▶ [Written problem]
Pull out every line of the listing below where "colors" appears.
━━ Data in this exercise ━━
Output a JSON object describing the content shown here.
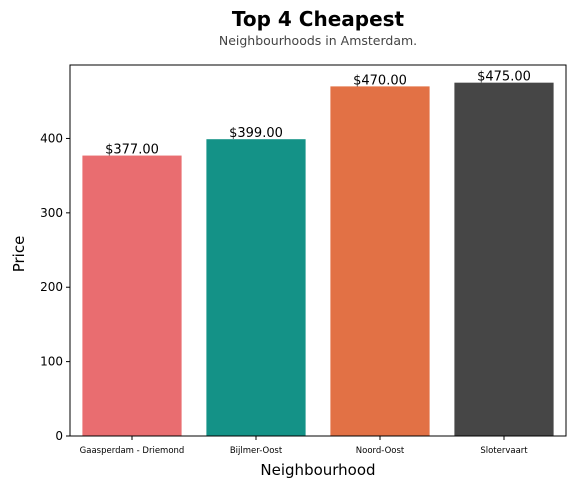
{
  "chart_data": {
    "type": "bar",
    "title": "Top 4 Cheapest",
    "subtitle": "Neighbourhoods in Amsterdam.",
    "xlabel": "Neighbourhood",
    "ylabel": "Price",
    "categories": [
      "Gaasperdam - Driemond",
      "Bijlmer-Oost",
      "Noord-Oost",
      "Slotervaart"
    ],
    "values": [
      377,
      399,
      470,
      475
    ],
    "value_labels": [
      "$377.00",
      "$399.00",
      "$470.00",
      "$475.00"
    ],
    "colors": [
      "#e96d70",
      "#149287",
      "#e27145",
      "#464646"
    ],
    "ylim": [
      0,
      498.75
    ],
    "yticks": [
      0,
      100,
      200,
      300,
      400
    ],
    "grid": false,
    "legend": "none"
  }
}
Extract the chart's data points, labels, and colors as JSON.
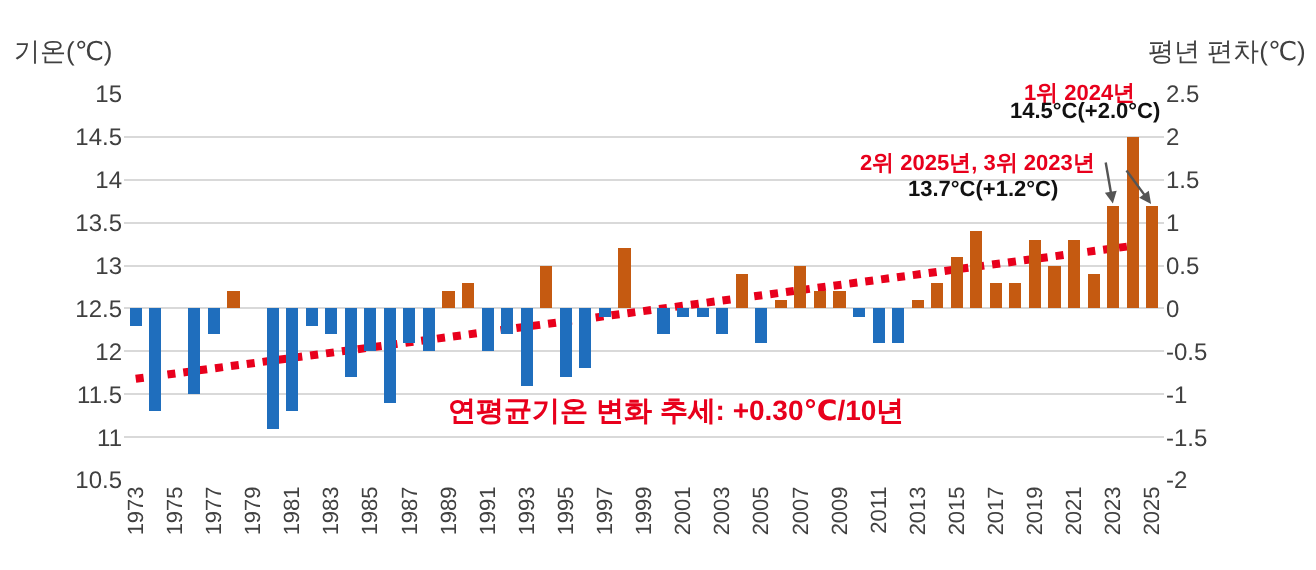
{
  "chart_data": {
    "type": "bar",
    "ylabel": "기온(℃)",
    "y2label": "평년 편차(℃)",
    "x": [
      1973,
      1974,
      1975,
      1976,
      1977,
      1978,
      1979,
      1980,
      1981,
      1982,
      1983,
      1984,
      1985,
      1986,
      1987,
      1988,
      1989,
      1990,
      1991,
      1992,
      1993,
      1994,
      1995,
      1996,
      1997,
      1998,
      1999,
      2000,
      2001,
      2002,
      2003,
      2004,
      2005,
      2006,
      2007,
      2008,
      2009,
      2010,
      2011,
      2012,
      2013,
      2014,
      2015,
      2016,
      2017,
      2018,
      2019,
      2020,
      2021,
      2022,
      2023,
      2024,
      2025
    ],
    "series": [
      {
        "axis": "y2",
        "values": [
          -0.2,
          -1.2,
          0,
          -1.0,
          -0.3,
          0.2,
          0,
          -1.4,
          -1.2,
          -0.2,
          -0.3,
          -0.8,
          -0.5,
          -1.1,
          -0.4,
          -0.5,
          0.2,
          0.3,
          -0.5,
          -0.3,
          -0.9,
          0.5,
          -0.8,
          -0.7,
          -0.1,
          0.7,
          0,
          -0.3,
          -0.1,
          -0.1,
          -0.3,
          0.4,
          -0.4,
          0.1,
          0.5,
          0.2,
          0.2,
          -0.1,
          -0.4,
          -0.4,
          0.1,
          0.3,
          0.6,
          0.9,
          0.3,
          0.3,
          0.8,
          0.5,
          0.8,
          0.4,
          1.2,
          2.0,
          1.2
        ],
        "colors": [
          "#1f6ebd",
          "#1f6ebd",
          "#1f6ebd",
          "#1f6ebd",
          "#1f6ebd",
          "#c55a11",
          "#1f6ebd",
          "#1f6ebd",
          "#1f6ebd",
          "#1f6ebd",
          "#1f6ebd",
          "#1f6ebd",
          "#1f6ebd",
          "#1f6ebd",
          "#1f6ebd",
          "#1f6ebd",
          "#c55a11",
          "#c55a11",
          "#1f6ebd",
          "#1f6ebd",
          "#1f6ebd",
          "#c55a11",
          "#1f6ebd",
          "#1f6ebd",
          "#1f6ebd",
          "#c55a11",
          "#1f6ebd",
          "#1f6ebd",
          "#1f6ebd",
          "#1f6ebd",
          "#1f6ebd",
          "#c55a11",
          "#1f6ebd",
          "#c55a11",
          "#c55a11",
          "#c55a11",
          "#c55a11",
          "#1f6ebd",
          "#1f6ebd",
          "#1f6ebd",
          "#c55a11",
          "#c55a11",
          "#c55a11",
          "#c55a11",
          "#c55a11",
          "#c55a11",
          "#c55a11",
          "#c55a11",
          "#c55a11",
          "#c55a11",
          "#c55a11",
          "#c55a11",
          "#c55a11"
        ]
      },
      {
        "type": "line",
        "x": [
          1973,
          2024
        ],
        "values": [
          11.68,
          13.23
        ],
        "color": "#e8001c",
        "line_style": "dotted"
      }
    ],
    "xlim": [
      1972.4,
      2025.6
    ],
    "xticks": [
      1973,
      1975,
      1977,
      1979,
      1981,
      1983,
      1985,
      1987,
      1989,
      1991,
      1993,
      1995,
      1997,
      1999,
      2001,
      2003,
      2005,
      2007,
      2009,
      2011,
      2013,
      2015,
      2017,
      2019,
      2021,
      2023,
      2025
    ],
    "ylim": [
      10.5,
      15
    ],
    "yticks": [
      10.5,
      11,
      11.5,
      12,
      12.5,
      13,
      13.5,
      14,
      14.5,
      15
    ],
    "y2lim": [
      -2,
      2.5
    ],
    "y2ticks": [
      -2,
      -1.5,
      -1,
      -0.5,
      0,
      0.5,
      1,
      1.5,
      2,
      2.5
    ],
    "grid": "y",
    "annotations": [
      "연평균기온 변화 추세: +0.30℃/10년",
      "1위 2024년",
      {
        "text": "14.5°C(+2.0°C)",
        "x": 2024,
        "y": 14.5
      },
      "2위 2025년, 3위 2023년",
      {
        "text": "13.7°C(+1.2°C)",
        "x": 2023,
        "y": 13.7
      }
    ]
  }
}
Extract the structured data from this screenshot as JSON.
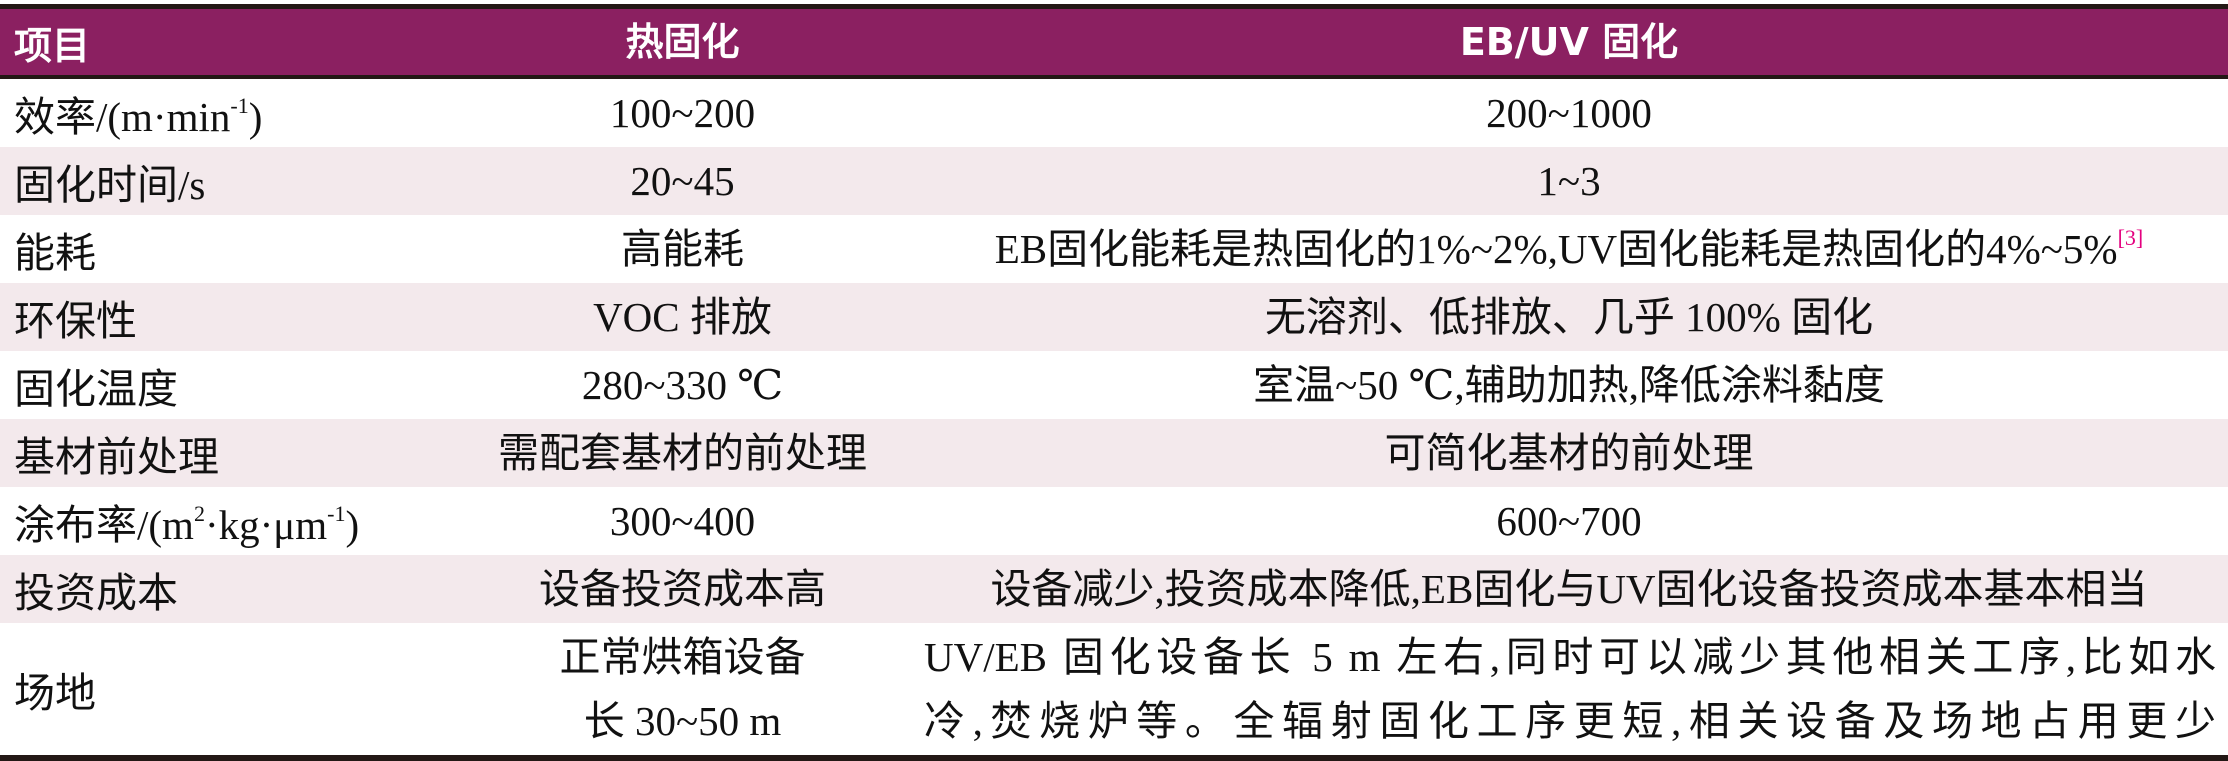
━━━
▶ [Result of the exercise]
    "colors": [
Extract the chart's data points, labels, and colors as JSON.
        "colors": [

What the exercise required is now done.